## start

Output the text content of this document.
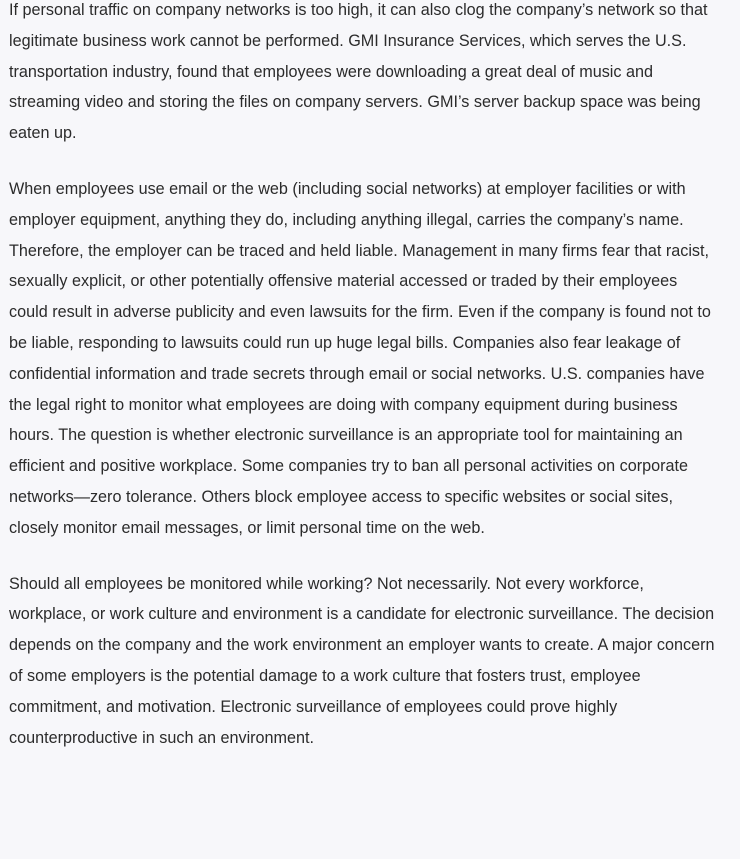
If personal traffic on company networks is too high, it can also clog the company’s network so that legitimate business work cannot be performed. GMI Insurance Services, which serves the U.S. transportation industry, found that employees were downloading a great deal of music and streaming video and storing the files on company servers. GMI’s server backup space was being eaten up.

When employees use email or the web (including social networks) at employer facilities or with employer equipment, anything they do, including anything illegal, carries the company’s name. Therefore, the employer can be traced and held liable. Management in many firms fear that racist, sexually explicit, or other potentially offensive material accessed or traded by their employees could result in adverse publicity and even lawsuits for the firm. Even if the company is found not to be liable, responding to lawsuits could run up huge legal bills. Companies also fear leakage of confidential information and trade secrets through email or social networks. U.S. companies have the legal right to monitor what employees are doing with company equipment during business hours. The question is whether electronic surveillance is an appropriate tool for maintaining an efficient and positive workplace. Some companies try to ban all personal activities on corporate networks—zero tolerance. Others block employee access to specific websites or social sites, closely monitor email messages, or limit personal time on the web.

Should all employees be monitored while working? Not necessarily. Not every workforce, workplace, or work culture and environment is a candidate for electronic surveillance. The decision depends on the company and the work environment an employer wants to create. A major concern of some employers is the potential damage to a work culture that fosters trust, employee commitment, and motivation. Electronic surveillance of employees could prove highly counterproductive in such an environment.
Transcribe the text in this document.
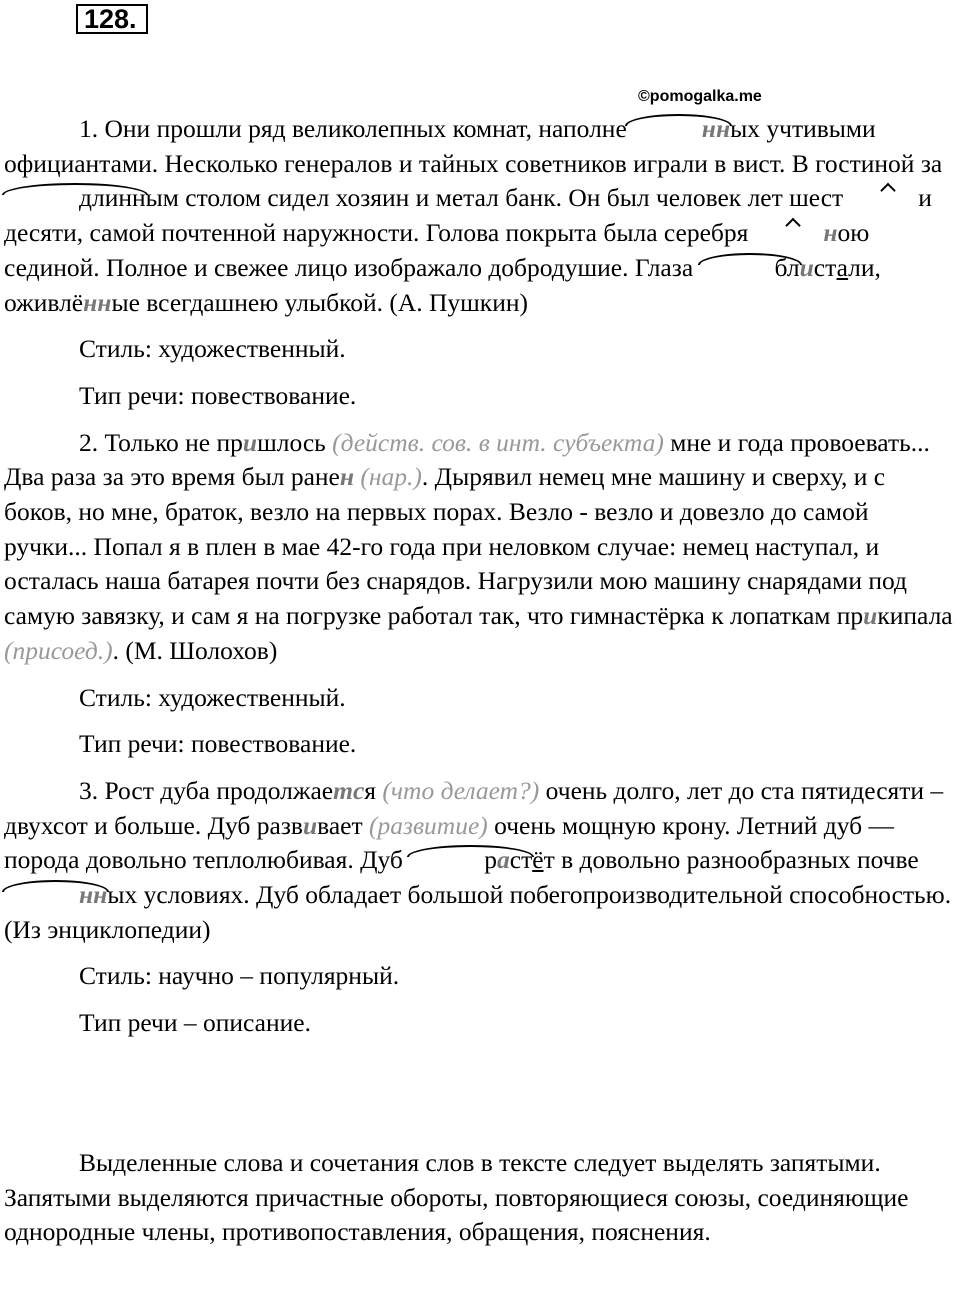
128.
©pomogalka.me

1. Они прошли ряд великолепных комнат, наполне	нных учтивыми официантами. Несколько генералов и тайных советников играли в вист. В гостиной за длинным столом сидел хозяин и метал банк. Он был человек лет шест	идесяти, самой почтенной наружности. Голова покрыта была серебря	ною сединой. Полное и свежее лицо изображало добродушие. Глаза	блистали, оживлённые всегдашнею улыбкой. (А. Пушкин)

Стиль: художественный.

Тип речи: повествование.

2. Только не пришлось (действ. сов. в инт. субъекта) мне и года провоевать... Два раза за это время был ранен (нар.). Дырявил немец мне машину и сверху, и с боков, но мне, браток, везло на первых порах. Везло - везло и довезло до самой ручки... Попал я в плен в мае 42-го года при неловком случае: немец наступал, и осталась наша батарея почти без снарядов. Нагрузили мою машину снарядами под самую завязку, и сам я на погрузке работал так, что гимнастёрка к лопаткам прикипала (присоед.). (М. Шолохов)

Стиль: художественный.

Тип речи: повествование.

3. Рост дуба продолжается (что делает?) очень долго, лет до ста пятидесяти – двухсот и больше. Дуб развивает (развитие) очень мощную крону. Летний дуб — порода довольно теплолюбивая. Дуб	растёт в довольно разнообразных почвенных условиях. Дуб обладает большой побегопроизводительной способностью. (Из энциклопедии)

Стиль: научно – популярный.

Тип речи – описание.

Выделенные слова и сочетания слов в тексте следует выделять запятыми. Запятыми выделяются причастные обороты, повторяющиеся союзы, соединяющие однородные члены, противопоставления, обращения, пояснения.
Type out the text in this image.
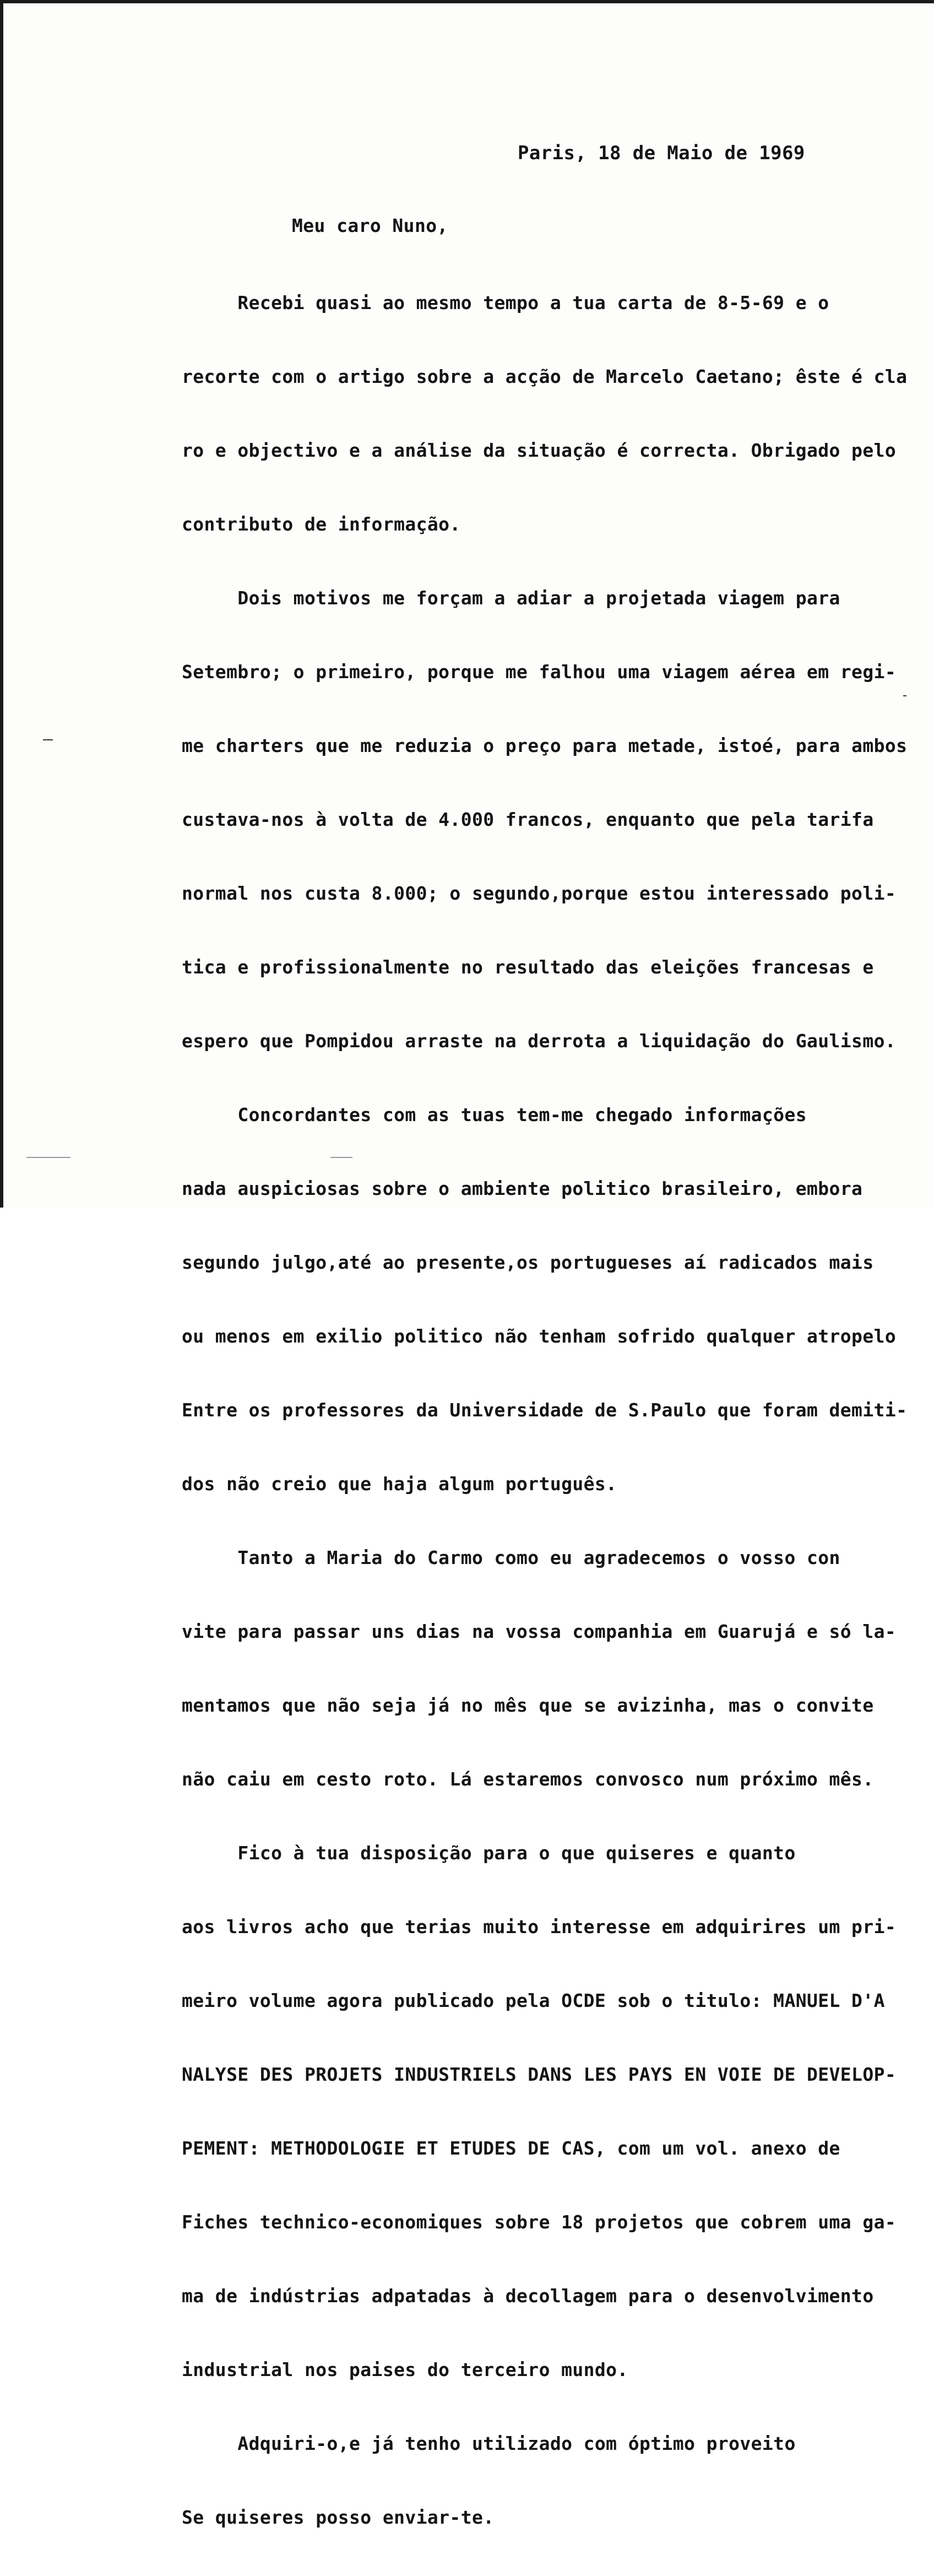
Paris, 18 de Maio de 1969
Meu caro Nuno,

Recebi quasi ao mesmo tempo a tua carta de 8-5-69 e o

recorte com o artigo sobre a acção de Marcelo Caetano; êste é cla

ro e objectivo e a análise da situação é correcta. Obrigado pelo

contributo de informação.

Dois motivos me forçam a adiar a projetada viagem para

Setembro; o primeiro, porque me falhou uma viagem aérea em regi-

me charters que me reduzia o preço para metade, istoé, para ambos

custava-nos à volta de 4.000 francos, enquanto que pela tarifa

normal nos custa 8.000; o segundo,porque estou interessado poli-

tica e profissionalmente no resultado das eleições francesas e

espero que Pompidou arraste na derrota a liquidação do Gaulismo.

Concordantes com as tuas tem-me chegado informações

nada auspiciosas sobre o ambiente politico brasileiro, embora

segundo julgo,até ao presente,os portugueses aí radicados mais

ou menos em exilio politico não tenham sofrido qualquer atropelo

Entre os professores da Universidade de S.Paulo que foram demiti-

dos não creio que haja algum português.

Tanto a Maria do Carmo como eu agradecemos o vosso con

vite para passar uns dias na vossa companhia em Guarujá e só la-

mentamos que não seja já no mês que se avizinha, mas o convite

não caiu em cesto roto. Lá estaremos convosco num próximo mês.

Fico à tua disposição para o que quiseres e quanto

aos livros acho que terias muito interesse em adquirires um pri-

meiro volume agora publicado pela OCDE sob o titulo: MANUEL D'A

NALYSE DES PROJETS INDUSTRIELS DANS LES PAYS EN VOIE DE DEVELOP-

PEMENT: METHODOLOGIE ET ETUDES DE CAS, com um vol. anexo de

Fiches technico-economiques sobre 18 projetos que cobrem uma ga-

ma de indústrias adpatadas à decollagem para o desenvolvimento

industrial nos paises do terceiro mundo.

Adquiri-o,e já tenho utilizado com óptimo proveito

Se quiseres posso enviar-te.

## end

*Given instruction:* In the listing above, locate each line with "segundo" and copy it.

*Written response:*
normal nos custa 8.000; o segundo,porque estou interessado poli-
segundo julgo,até ao presente,os portugueses aí radicados mais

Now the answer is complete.